> _WORK TO DO_
Locate the string "Post" in the records below. Copy every line where it occurs.
-*-
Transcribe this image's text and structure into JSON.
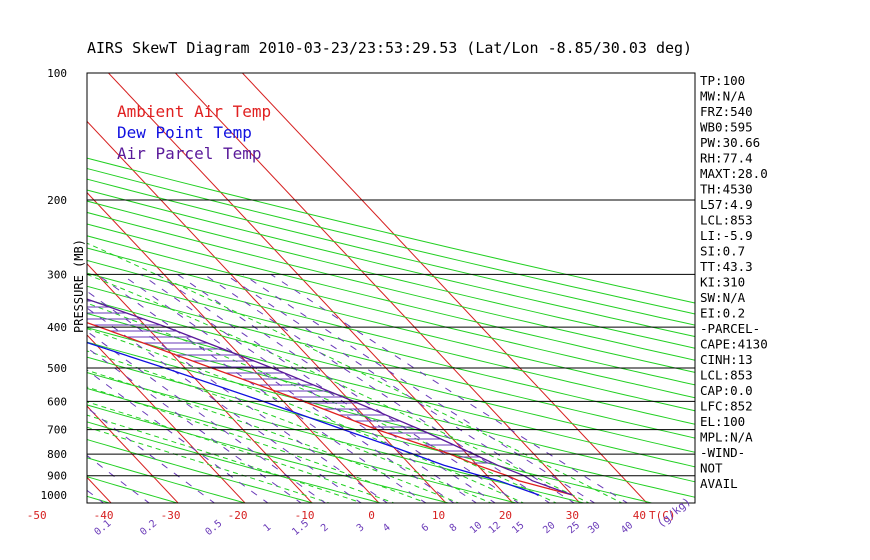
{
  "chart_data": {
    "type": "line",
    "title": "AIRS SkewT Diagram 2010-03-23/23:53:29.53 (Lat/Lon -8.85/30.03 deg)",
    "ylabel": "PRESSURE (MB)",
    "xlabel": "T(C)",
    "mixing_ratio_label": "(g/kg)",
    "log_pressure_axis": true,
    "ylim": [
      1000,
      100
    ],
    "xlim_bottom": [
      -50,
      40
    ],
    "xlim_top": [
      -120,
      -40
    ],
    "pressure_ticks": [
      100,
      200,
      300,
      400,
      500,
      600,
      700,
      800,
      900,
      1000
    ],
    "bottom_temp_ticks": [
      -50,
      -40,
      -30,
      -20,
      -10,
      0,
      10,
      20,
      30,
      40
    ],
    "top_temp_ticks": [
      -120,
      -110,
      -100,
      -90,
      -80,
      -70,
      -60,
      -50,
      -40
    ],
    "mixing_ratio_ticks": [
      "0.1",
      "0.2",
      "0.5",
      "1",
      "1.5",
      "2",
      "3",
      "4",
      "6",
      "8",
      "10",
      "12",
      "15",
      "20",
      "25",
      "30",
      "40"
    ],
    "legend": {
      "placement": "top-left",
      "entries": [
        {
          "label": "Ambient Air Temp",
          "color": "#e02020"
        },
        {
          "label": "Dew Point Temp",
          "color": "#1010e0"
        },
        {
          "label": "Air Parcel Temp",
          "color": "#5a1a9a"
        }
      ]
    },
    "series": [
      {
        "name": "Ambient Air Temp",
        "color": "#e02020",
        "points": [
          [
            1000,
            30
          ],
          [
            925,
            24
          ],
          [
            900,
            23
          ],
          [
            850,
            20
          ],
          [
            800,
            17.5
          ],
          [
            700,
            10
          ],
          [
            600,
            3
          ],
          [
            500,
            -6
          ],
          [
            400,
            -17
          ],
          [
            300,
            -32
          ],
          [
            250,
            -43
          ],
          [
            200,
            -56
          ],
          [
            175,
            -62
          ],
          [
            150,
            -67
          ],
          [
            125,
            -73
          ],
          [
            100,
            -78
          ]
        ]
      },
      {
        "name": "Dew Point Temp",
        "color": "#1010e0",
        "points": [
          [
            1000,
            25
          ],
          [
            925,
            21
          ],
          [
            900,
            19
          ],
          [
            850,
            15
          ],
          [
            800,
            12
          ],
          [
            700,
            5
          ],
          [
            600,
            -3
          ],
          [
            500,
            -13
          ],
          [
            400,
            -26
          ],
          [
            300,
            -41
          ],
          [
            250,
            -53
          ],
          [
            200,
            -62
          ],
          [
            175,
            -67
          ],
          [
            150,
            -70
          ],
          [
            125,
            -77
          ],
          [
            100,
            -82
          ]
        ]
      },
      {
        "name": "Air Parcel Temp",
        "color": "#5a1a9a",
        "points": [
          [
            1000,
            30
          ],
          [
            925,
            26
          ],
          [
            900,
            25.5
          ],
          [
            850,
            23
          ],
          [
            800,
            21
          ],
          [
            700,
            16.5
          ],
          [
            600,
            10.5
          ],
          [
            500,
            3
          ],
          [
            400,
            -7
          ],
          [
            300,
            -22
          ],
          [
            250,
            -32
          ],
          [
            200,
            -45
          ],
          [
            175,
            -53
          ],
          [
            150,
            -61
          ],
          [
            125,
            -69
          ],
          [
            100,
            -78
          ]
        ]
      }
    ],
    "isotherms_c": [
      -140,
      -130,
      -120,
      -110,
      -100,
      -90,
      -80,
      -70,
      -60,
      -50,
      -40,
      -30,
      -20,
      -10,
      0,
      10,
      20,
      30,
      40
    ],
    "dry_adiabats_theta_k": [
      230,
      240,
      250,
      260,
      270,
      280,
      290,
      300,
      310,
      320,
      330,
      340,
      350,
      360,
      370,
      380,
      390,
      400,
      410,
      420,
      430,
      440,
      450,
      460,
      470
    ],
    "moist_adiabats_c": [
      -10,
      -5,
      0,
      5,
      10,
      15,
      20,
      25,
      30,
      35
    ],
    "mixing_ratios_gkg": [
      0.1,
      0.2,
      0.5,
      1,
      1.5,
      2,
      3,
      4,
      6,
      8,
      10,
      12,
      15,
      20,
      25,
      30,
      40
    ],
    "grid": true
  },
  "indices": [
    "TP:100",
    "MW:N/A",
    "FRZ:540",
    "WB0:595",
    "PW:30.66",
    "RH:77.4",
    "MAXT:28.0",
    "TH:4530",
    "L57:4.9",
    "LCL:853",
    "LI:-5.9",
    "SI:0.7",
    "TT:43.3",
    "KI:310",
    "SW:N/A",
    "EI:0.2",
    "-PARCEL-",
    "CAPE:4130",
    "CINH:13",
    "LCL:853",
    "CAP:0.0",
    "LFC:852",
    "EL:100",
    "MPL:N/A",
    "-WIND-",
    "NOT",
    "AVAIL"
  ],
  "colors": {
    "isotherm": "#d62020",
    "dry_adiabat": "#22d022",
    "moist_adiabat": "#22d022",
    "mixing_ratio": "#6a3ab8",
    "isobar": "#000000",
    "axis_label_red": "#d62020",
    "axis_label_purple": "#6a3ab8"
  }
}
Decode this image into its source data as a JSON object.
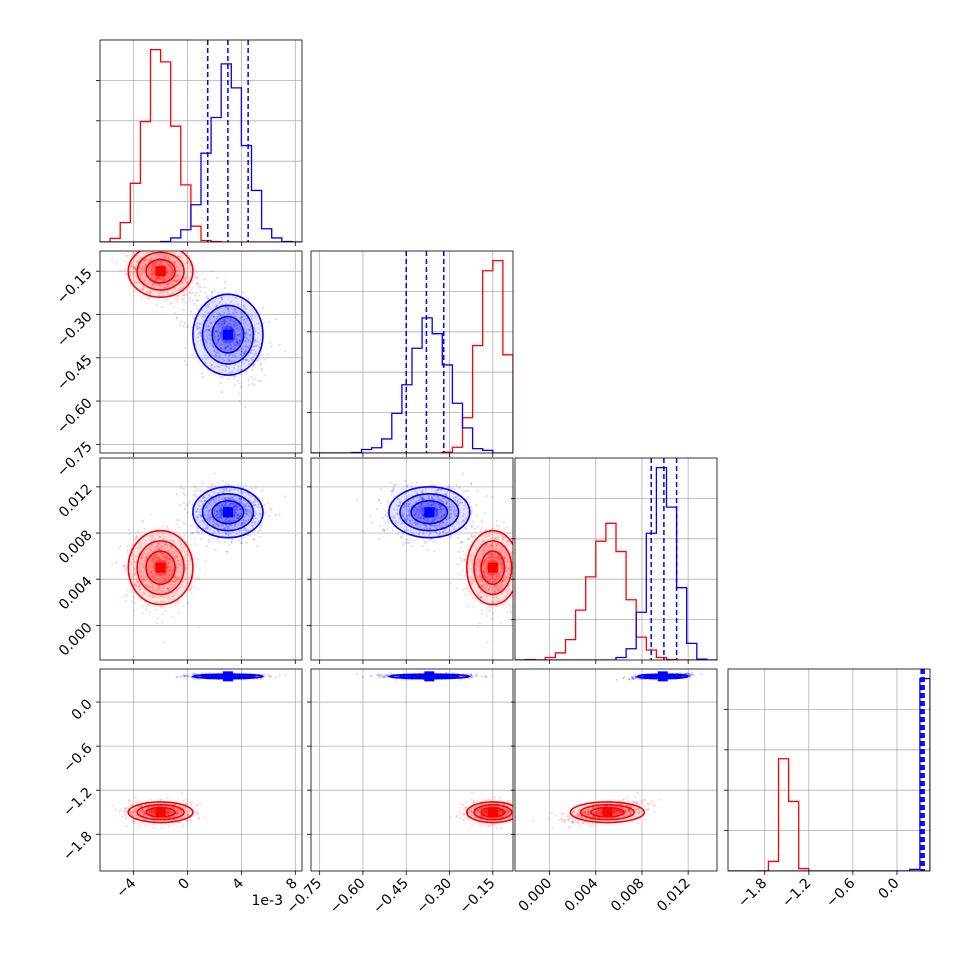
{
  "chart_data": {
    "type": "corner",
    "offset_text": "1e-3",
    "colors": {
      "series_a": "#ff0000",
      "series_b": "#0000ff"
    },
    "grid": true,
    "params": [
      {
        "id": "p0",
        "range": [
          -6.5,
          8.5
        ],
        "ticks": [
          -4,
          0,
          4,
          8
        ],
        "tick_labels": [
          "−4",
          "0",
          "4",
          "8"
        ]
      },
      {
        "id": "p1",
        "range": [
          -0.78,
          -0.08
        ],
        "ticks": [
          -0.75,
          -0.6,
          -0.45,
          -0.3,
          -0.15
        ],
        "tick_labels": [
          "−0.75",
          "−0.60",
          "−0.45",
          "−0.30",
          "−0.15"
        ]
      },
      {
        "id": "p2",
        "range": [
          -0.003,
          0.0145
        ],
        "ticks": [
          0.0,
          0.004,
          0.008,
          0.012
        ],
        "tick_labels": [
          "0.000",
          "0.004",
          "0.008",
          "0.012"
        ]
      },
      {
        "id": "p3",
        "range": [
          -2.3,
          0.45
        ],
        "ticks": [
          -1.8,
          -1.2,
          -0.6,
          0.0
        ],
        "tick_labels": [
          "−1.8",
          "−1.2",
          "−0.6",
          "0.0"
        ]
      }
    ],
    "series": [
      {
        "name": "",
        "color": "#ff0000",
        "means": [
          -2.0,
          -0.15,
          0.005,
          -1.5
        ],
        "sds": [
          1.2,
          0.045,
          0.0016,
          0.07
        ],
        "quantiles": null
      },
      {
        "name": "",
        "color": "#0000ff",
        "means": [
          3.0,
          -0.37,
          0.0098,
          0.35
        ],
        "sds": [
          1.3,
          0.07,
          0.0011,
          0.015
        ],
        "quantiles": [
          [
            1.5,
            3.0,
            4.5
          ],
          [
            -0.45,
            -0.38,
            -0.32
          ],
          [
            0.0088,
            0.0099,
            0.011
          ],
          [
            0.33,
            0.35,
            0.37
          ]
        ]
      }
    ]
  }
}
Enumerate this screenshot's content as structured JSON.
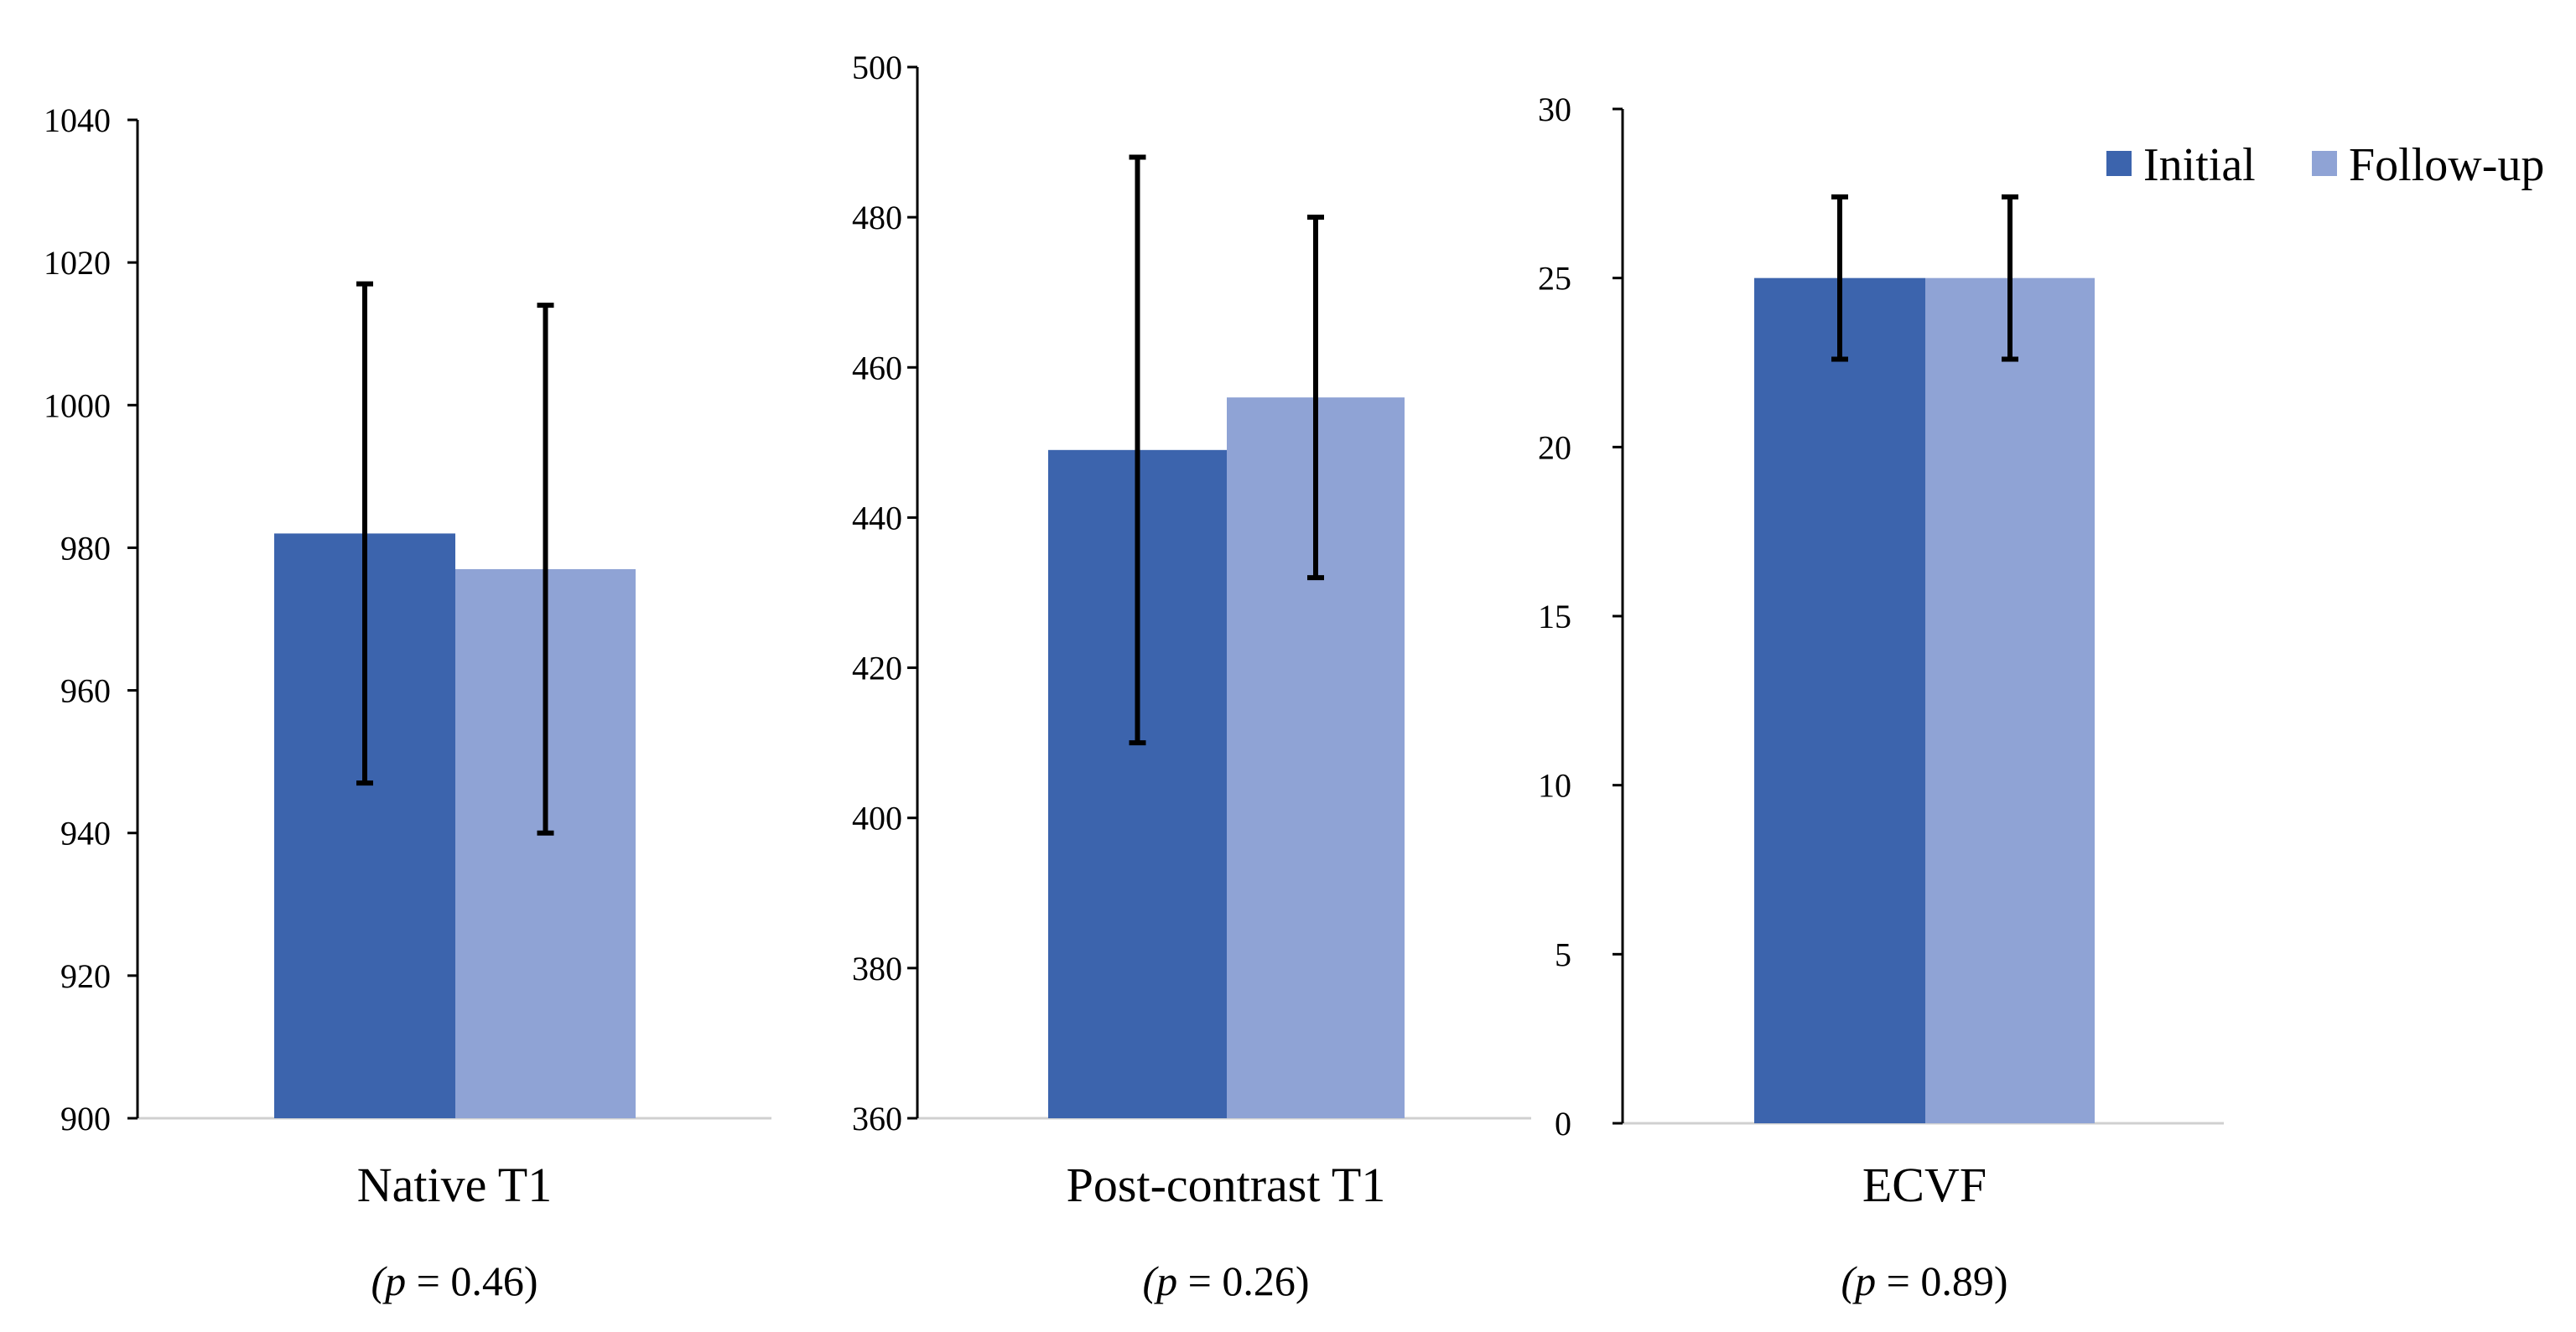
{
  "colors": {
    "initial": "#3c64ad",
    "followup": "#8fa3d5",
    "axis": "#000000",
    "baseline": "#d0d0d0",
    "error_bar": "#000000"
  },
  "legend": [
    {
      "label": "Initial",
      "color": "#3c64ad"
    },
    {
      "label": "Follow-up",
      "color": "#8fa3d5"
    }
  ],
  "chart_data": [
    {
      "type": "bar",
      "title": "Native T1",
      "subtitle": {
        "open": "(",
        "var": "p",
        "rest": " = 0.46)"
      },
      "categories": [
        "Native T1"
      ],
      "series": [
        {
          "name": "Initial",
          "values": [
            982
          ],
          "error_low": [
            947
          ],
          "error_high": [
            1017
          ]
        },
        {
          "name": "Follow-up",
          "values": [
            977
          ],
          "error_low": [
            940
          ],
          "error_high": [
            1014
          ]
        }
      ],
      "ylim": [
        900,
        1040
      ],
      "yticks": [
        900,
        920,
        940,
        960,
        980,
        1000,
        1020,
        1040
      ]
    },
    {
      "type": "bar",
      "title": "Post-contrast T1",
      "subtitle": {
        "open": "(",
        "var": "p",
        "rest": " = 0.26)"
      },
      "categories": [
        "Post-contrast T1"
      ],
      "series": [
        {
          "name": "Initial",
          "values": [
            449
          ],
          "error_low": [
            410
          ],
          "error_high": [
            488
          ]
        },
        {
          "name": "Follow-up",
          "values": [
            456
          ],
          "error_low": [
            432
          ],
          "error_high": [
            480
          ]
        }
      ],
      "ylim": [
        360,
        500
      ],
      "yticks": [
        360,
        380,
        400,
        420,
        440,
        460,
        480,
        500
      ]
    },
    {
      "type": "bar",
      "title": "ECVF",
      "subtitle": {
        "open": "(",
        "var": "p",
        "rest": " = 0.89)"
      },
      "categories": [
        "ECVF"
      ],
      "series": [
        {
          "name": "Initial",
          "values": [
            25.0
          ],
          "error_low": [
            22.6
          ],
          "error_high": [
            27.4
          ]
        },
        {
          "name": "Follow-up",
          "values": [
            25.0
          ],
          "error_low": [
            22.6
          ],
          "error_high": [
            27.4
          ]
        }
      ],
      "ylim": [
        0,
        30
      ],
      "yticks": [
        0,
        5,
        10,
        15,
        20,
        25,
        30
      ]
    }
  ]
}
-*-
> _CORRECT ANSWER_
      "title": "Post-contrast T1",
        "Post-contrast T1"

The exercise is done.